**WHAT YOU ARE ASKED TO DO**
Transcribe the records below exactly as they appear.
** Start LISTED ENTRIES **
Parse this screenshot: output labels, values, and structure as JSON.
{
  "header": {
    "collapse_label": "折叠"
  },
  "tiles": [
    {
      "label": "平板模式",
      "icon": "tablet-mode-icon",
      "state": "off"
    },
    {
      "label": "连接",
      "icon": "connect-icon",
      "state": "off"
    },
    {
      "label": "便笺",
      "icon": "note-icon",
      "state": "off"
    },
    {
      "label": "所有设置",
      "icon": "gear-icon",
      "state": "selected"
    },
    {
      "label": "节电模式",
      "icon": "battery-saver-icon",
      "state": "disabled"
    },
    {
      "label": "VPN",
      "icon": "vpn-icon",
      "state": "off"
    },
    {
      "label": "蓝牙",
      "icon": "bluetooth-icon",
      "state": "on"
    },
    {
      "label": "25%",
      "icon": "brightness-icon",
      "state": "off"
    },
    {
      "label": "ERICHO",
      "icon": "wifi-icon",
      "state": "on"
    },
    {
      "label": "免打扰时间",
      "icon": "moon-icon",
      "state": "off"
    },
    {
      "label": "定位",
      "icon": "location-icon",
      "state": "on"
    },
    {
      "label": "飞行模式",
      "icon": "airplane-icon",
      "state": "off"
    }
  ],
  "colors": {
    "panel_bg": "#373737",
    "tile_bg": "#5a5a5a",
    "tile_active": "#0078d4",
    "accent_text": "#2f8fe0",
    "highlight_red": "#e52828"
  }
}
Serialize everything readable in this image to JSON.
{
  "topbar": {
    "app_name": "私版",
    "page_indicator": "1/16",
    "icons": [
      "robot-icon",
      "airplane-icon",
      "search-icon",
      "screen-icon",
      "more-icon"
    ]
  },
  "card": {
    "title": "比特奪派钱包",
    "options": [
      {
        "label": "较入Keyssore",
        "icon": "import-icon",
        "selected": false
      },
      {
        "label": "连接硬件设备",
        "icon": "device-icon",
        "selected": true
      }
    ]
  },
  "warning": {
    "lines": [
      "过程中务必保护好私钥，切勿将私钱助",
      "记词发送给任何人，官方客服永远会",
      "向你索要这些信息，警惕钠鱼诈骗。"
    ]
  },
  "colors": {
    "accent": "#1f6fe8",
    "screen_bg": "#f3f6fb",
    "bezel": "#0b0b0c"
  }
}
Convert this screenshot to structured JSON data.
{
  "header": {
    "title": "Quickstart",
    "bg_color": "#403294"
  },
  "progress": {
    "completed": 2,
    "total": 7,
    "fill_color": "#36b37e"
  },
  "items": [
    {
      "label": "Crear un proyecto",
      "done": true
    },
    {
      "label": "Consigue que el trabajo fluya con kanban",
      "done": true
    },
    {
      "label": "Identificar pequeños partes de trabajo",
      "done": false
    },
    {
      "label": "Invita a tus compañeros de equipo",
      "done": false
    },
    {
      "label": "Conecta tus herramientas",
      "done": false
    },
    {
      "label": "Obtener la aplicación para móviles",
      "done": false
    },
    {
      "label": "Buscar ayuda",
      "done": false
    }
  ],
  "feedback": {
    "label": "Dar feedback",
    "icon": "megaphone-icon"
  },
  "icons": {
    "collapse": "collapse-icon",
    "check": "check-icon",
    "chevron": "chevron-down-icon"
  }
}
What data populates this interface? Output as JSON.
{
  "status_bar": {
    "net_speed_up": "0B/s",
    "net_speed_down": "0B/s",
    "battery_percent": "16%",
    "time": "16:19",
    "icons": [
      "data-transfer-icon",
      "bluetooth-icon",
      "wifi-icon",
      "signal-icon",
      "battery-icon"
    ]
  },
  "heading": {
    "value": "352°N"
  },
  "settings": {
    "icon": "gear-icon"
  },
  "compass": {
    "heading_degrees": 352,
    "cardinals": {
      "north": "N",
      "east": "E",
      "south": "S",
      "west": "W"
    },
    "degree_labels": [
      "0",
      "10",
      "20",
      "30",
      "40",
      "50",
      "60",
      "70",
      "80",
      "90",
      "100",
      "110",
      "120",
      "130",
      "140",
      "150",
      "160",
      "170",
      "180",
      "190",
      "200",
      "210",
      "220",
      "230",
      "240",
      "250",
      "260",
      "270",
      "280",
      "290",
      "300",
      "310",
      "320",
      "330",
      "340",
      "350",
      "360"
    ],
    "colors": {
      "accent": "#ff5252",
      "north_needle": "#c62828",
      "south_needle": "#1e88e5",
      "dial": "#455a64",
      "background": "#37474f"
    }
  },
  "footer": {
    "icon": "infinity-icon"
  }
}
** End LISTED ENTRIES **
**RESULT**
Parse this screenshot: output labels, values, and structure as JSON.
{
  "header": {
    "collapse_label": "折叠"
  },
  "tiles": [
    {
      "label": "平板模式",
      "icon": "tablet-mode-icon",
      "state": "off"
    },
    {
      "label": "连接",
      "icon": "connect-icon",
      "state": "off"
    },
    {
      "label": "便笺",
      "icon": "note-icon",
      "state": "off"
    },
    {
      "label": "所有设置",
      "icon": "gear-icon",
      "state": "selected"
    },
    {
      "label": "节电模式",
      "icon": "battery-saver-icon",
      "state": "disabled"
    },
    {
      "label": "VPN",
      "icon": "vpn-icon",
      "state": "off"
    },
    {
      "label": "蓝牙",
      "icon": "bluetooth-icon",
      "state": "on"
    },
    {
      "label": "25%",
      "icon": "brightness-icon",
      "state": "off"
    },
    {
      "label": "ERICHO",
      "icon": "wifi-icon",
      "state": "on"
    },
    {
      "label": "免打扰时间",
      "icon": "moon-icon",
      "state": "off"
    },
    {
      "label": "定位",
      "icon": "location-icon",
      "state": "on"
    },
    {
      "label": "飞行模式",
      "icon": "airplane-icon",
      "state": "off"
    }
  ],
  "colors": {
    "panel_bg": "#373737",
    "tile_bg": "#5a5a5a",
    "tile_active": "#0078d4",
    "accent_text": "#2f8fe0",
    "highlight_red": "#e52828"
  }
}
Serialize everything readable in this image to JSON.
{
  "topbar": {
    "app_name": "私版",
    "page_indicator": "1/16",
    "icons": [
      "robot-icon",
      "airplane-icon",
      "search-icon",
      "screen-icon",
      "more-icon"
    ]
  },
  "card": {
    "title": "比特奪派钱包",
    "options": [
      {
        "label": "较入Keyssore",
        "icon": "import-icon",
        "selected": false
      },
      {
        "label": "连接硬件设备",
        "icon": "device-icon",
        "selected": true
      }
    ]
  },
  "warning": {
    "lines": [
      "过程中务必保护好私钥，切勿将私钱助",
      "记词发送给任何人，官方客服永远会",
      "向你索要这些信息，警惕钠鱼诈骗。"
    ]
  },
  "colors": {
    "accent": "#1f6fe8",
    "screen_bg": "#f3f6fb",
    "bezel": "#0b0b0c"
  }
}
Convert this screenshot to structured JSON data.
{
  "header": {
    "title": "Quickstart",
    "bg_color": "#403294"
  },
  "progress": {
    "completed": 2,
    "total": 7,
    "fill_color": "#36b37e"
  },
  "items": [
    {
      "label": "Crear un proyecto",
      "done": true
    },
    {
      "label": "Consigue que el trabajo fluya con kanban",
      "done": true
    },
    {
      "label": "Identificar pequeños partes de trabajo",
      "done": false
    },
    {
      "label": "Invita a tus compañeros de equipo",
      "done": false
    },
    {
      "label": "Conecta tus herramientas",
      "done": false
    },
    {
      "label": "Obtener la aplicación para móviles",
      "done": false
    },
    {
      "label": "Buscar ayuda",
      "done": false
    }
  ],
  "feedback": {
    "label": "Dar feedback",
    "icon": "megaphone-icon"
  },
  "icons": {
    "collapse": "collapse-icon",
    "check": "check-icon",
    "chevron": "chevron-down-icon"
  }
}
What data populates this interface? Output as JSON.
{
  "status_bar": {
    "net_speed_up": "0B/s",
    "net_speed_down": "0B/s",
    "battery_percent": "16%",
    "time": "16:19",
    "icons": [
      "data-transfer-icon",
      "bluetooth-icon",
      "wifi-icon",
      "signal-icon",
      "battery-icon"
    ]
  },
  "heading": {
    "value": "352°N"
  },
  "settings": {
    "icon": "gear-icon"
  },
  "compass": {
    "heading_degrees": 352,
    "cardinals": {
      "north": "N",
      "east": "E",
      "south": "S",
      "west": "W"
    },
    "degree_labels": [
      "0",
      "10",
      "20",
      "30",
      "40",
      "50",
      "60",
      "70",
      "80",
      "90",
      "100",
      "110",
      "120",
      "130",
      "140",
      "150",
      "160",
      "170",
      "180",
      "190",
      "200",
      "210",
      "220",
      "230",
      "240",
      "250",
      "260",
      "270",
      "280",
      "290",
      "300",
      "310",
      "320",
      "330",
      "340",
      "350",
      "360"
    ],
    "colors": {
      "accent": "#ff5252",
      "north_needle": "#c62828",
      "south_needle": "#1e88e5",
      "dial": "#455a64",
      "background": "#37474f"
    }
  },
  "footer": {
    "icon": "infinity-icon"
  }
}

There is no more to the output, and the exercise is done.